[start of INPUT DATA]

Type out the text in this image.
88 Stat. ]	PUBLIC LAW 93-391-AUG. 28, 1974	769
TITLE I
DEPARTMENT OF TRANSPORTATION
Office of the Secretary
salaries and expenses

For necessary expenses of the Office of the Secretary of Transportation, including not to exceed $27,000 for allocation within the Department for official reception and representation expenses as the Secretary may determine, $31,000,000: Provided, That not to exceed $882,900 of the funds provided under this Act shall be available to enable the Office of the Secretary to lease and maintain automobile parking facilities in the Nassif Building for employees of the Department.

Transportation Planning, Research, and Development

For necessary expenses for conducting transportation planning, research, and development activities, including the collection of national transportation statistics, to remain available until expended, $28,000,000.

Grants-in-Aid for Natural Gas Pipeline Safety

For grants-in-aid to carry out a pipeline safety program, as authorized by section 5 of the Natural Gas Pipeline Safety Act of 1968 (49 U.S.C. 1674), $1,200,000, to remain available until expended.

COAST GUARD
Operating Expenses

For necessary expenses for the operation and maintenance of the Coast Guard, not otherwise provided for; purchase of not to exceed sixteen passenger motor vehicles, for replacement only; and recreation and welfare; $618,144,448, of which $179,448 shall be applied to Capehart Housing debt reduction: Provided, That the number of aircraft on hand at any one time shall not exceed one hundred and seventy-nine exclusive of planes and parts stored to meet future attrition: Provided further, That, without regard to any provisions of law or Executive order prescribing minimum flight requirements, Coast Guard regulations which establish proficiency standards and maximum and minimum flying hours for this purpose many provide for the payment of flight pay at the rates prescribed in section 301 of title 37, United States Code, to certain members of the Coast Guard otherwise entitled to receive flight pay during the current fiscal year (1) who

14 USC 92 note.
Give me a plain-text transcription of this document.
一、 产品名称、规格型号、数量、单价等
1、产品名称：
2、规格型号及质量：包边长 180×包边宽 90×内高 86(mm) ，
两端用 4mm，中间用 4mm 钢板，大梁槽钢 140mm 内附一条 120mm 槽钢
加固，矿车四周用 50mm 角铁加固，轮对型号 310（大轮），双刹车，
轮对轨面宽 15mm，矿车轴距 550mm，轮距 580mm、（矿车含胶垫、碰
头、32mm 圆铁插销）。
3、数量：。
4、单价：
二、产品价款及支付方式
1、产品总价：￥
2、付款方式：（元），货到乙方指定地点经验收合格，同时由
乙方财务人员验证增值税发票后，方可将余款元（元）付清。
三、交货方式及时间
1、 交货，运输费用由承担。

[end of INPUT DATA]

§ **TO DO**: All of the records must be repeated exactly.

§ **IN RESPONSE**:
Type out the text in this image.
88 Stat. ]	PUBLIC LAW 93-391-AUG. 28, 1974	769
TITLE I
DEPARTMENT OF TRANSPORTATION
Office of the Secretary
salaries and expenses

For necessary expenses of the Office of the Secretary of Transportation, including not to exceed $27,000 for allocation within the Department for official reception and representation expenses as the Secretary may determine, $31,000,000: Provided, That not to exceed $882,900 of the funds provided under this Act shall be available to enable the Office of the Secretary to lease and maintain automobile parking facilities in the Nassif Building for employees of the Department.

Transportation Planning, Research, and Development

For necessary expenses for conducting transportation planning, research, and development activities, including the collection of national transportation statistics, to remain available until expended, $28,000,000.

Grants-in-Aid for Natural Gas Pipeline Safety

For grants-in-aid to carry out a pipeline safety program, as authorized by section 5 of the Natural Gas Pipeline Safety Act of 1968 (49 U.S.C. 1674), $1,200,000, to remain available until expended.

COAST GUARD
Operating Expenses

For necessary expenses for the operation and maintenance of the Coast Guard, not otherwise provided for; purchase of not to exceed sixteen passenger motor vehicles, for replacement only; and recreation and welfare; $618,144,448, of which $179,448 shall be applied to Capehart Housing debt reduction: Provided, That the number of aircraft on hand at any one time shall not exceed one hundred and seventy-nine exclusive of planes and parts stored to meet future attrition: Provided further, That, without regard to any provisions of law or Executive order prescribing minimum flight requirements, Coast Guard regulations which establish proficiency standards and maximum and minimum flying hours for this purpose many provide for the payment of flight pay at the rates prescribed in section 301 of title 37, United States Code, to certain members of the Coast Guard otherwise entitled to receive flight pay during the current fiscal year (1) who

14 USC 92 note.
Give me a plain-text transcription of this document.
一、 产品名称、规格型号、数量、单价等
1、产品名称：
2、规格型号及质量：包边长 180×包边宽 90×内高 86(mm) ，
两端用 4mm，中间用 4mm 钢板，大梁槽钢 140mm 内附一条 120mm 槽钢
加固，矿车四周用 50mm 角铁加固，轮对型号 310（大轮），双刹车，
轮对轨面宽 15mm，矿车轴距 550mm，轮距 580mm、（矿车含胶垫、碰
头、32mm 圆铁插销）。
3、数量：。
4、单价：
二、产品价款及支付方式
1、产品总价：￥
2、付款方式：（元），货到乙方指定地点经验收合格，同时由
乙方财务人员验证增值税发票后，方可将余款元（元）付清。
三、交货方式及时间
1、 交货，运输费用由承担。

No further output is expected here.